Saturday 2 February 2019

Winners and Losers

Shortly after Anita Brookner's death, Penguin reissued most of her novels with new covers. Most, but not all. Two novels from the 1980s, A Friend from England and A Misalliance, were missing, but they had been out of print for some decades. I don't know why exactly - except that in an interview in the 2000s Brookner described her early novels as 'crap', and also that she said disparaging things at least about A Misalliance at the time of its publication.

But from the 2016 reissue there were several surprising absences. Where was Leaving Home, or Visitors? Visitors (1997), in particular, has always been considered very highly. 'Almost certainly a masterpiece' - as Brookner once said of another author's novel.

:::

- [What is required] Copy out the whole piece on Penguin's reissue of Anita Brookner's novels, word for word. The material has nothing to do with this exercise.

- [Recorded information]
:::

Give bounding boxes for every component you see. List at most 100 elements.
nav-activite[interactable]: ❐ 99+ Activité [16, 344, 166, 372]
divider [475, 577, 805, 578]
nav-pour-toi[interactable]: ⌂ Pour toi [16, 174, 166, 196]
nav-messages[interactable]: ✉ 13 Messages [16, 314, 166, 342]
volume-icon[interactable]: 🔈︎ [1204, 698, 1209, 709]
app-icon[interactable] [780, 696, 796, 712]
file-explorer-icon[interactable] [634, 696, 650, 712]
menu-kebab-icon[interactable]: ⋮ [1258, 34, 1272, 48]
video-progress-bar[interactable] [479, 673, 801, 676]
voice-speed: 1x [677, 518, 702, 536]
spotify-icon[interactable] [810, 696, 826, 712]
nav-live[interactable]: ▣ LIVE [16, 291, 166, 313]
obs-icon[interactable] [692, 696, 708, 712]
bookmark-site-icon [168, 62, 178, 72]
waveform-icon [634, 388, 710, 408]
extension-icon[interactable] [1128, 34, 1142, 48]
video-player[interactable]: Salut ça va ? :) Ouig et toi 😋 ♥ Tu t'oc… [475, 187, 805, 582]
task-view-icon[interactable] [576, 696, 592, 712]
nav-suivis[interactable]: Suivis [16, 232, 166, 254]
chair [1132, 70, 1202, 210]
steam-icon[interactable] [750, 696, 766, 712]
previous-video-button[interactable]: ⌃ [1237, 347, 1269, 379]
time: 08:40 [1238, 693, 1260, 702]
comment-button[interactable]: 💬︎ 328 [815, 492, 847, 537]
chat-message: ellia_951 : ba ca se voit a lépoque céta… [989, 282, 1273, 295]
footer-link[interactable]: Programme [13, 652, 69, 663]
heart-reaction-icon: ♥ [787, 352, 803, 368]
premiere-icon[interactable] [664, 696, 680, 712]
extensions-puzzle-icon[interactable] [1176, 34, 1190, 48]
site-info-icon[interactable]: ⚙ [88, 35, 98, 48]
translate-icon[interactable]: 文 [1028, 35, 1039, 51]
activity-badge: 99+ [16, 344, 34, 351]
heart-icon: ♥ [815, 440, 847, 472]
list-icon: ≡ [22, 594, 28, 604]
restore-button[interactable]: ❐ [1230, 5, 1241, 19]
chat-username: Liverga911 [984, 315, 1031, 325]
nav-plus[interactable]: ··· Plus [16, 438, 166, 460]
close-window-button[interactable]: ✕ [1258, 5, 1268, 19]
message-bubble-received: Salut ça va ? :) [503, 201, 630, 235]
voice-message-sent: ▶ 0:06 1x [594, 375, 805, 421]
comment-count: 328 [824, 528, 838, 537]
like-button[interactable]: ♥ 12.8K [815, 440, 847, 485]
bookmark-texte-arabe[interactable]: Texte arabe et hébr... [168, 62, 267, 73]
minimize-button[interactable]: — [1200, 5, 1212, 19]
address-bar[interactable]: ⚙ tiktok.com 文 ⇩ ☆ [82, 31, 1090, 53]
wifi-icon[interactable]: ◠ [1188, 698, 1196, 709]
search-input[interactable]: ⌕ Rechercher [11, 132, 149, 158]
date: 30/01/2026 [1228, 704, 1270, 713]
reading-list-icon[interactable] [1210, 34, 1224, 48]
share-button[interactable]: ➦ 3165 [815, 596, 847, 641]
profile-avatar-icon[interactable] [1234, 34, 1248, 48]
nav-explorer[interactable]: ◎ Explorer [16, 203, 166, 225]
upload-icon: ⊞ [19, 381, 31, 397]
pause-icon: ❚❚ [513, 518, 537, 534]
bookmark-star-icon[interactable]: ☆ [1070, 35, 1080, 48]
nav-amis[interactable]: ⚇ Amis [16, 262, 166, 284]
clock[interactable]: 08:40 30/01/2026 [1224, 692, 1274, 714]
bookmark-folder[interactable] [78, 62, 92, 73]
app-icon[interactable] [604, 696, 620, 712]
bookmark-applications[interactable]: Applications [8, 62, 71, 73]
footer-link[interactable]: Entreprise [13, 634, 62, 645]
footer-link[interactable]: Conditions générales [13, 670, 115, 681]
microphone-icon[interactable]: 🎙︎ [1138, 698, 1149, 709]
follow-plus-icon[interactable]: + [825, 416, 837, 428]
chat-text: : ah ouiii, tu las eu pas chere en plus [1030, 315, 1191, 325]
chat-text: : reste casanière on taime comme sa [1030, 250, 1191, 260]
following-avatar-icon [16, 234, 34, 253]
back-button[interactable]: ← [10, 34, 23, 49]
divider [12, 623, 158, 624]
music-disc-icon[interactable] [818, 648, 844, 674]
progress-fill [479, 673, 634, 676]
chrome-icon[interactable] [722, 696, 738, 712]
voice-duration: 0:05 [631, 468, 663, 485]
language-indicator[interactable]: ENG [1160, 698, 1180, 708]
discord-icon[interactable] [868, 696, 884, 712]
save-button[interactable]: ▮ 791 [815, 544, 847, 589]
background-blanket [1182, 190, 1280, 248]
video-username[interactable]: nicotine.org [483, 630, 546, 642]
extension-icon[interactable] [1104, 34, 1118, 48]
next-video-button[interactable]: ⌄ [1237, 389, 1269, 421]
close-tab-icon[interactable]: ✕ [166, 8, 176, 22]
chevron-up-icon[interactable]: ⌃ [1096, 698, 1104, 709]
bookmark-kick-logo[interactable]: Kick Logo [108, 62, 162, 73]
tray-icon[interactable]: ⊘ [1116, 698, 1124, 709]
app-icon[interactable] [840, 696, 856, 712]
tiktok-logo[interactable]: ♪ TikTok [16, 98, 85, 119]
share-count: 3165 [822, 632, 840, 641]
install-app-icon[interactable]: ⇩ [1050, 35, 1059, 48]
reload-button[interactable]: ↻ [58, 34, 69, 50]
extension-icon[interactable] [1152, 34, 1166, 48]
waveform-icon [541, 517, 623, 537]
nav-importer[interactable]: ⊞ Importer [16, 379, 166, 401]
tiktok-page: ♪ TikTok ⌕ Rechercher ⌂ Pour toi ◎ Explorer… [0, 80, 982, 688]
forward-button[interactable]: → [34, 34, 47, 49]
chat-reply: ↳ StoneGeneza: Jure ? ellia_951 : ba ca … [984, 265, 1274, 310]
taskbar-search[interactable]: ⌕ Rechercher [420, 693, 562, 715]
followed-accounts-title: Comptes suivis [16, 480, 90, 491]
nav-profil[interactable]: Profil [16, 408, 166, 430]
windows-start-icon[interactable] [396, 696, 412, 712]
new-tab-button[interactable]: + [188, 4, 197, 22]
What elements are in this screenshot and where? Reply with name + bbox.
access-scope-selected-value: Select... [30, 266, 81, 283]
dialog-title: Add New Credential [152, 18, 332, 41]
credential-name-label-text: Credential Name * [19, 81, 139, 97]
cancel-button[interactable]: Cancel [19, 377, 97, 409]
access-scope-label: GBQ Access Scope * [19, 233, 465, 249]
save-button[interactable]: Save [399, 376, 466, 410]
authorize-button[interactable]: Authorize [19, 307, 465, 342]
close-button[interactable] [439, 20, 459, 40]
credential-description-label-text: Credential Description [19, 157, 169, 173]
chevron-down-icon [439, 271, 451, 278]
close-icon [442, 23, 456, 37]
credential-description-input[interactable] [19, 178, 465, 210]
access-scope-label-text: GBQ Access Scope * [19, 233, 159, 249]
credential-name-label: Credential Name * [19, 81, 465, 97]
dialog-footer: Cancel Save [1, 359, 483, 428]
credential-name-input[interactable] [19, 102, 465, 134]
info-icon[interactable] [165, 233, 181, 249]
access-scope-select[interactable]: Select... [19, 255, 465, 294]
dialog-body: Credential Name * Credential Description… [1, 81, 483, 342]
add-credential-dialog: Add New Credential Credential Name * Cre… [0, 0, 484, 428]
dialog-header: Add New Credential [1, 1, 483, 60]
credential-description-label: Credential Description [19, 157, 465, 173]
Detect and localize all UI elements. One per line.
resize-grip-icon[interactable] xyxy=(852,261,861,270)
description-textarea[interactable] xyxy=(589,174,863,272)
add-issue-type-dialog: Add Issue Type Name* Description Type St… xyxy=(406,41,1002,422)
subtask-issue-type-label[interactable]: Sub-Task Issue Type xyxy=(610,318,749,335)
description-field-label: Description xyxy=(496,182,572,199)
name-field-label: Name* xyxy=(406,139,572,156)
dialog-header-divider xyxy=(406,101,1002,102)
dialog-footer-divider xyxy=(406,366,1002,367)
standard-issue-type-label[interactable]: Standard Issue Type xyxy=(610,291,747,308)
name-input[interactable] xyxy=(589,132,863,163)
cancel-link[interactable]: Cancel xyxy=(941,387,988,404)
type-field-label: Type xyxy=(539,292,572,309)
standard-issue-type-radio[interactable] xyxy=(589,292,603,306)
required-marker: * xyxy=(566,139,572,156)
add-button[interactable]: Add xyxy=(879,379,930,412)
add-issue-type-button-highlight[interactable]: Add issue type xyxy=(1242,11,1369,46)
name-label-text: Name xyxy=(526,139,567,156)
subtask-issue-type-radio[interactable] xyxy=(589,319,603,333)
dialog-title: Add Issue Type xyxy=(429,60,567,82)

:::

- [Answer to this exercise]
Saturday 2 February 2019

Winners and Losers

Shortly after Anita Brookner's death, Penguin reissued most of her novels with new covers. Most, but not all. Two novels from the 1980s, A Friend from England and A Misalliance, were missing, but they had been out of print for some decades. I don't know why exactly - except that in an interview in the 2000s Brookner described her early novels as 'crap', and also that she said disparaging things at least about A Misalliance at the time of its publication.

But from the 2016 reissue there were several surprising absences. Where was Leaving Home, or Visitors? Visitors (1997), in particular, has always been considered very highly. 'Almost certainly a masterpiece' - as Brookner once said of another author's novel.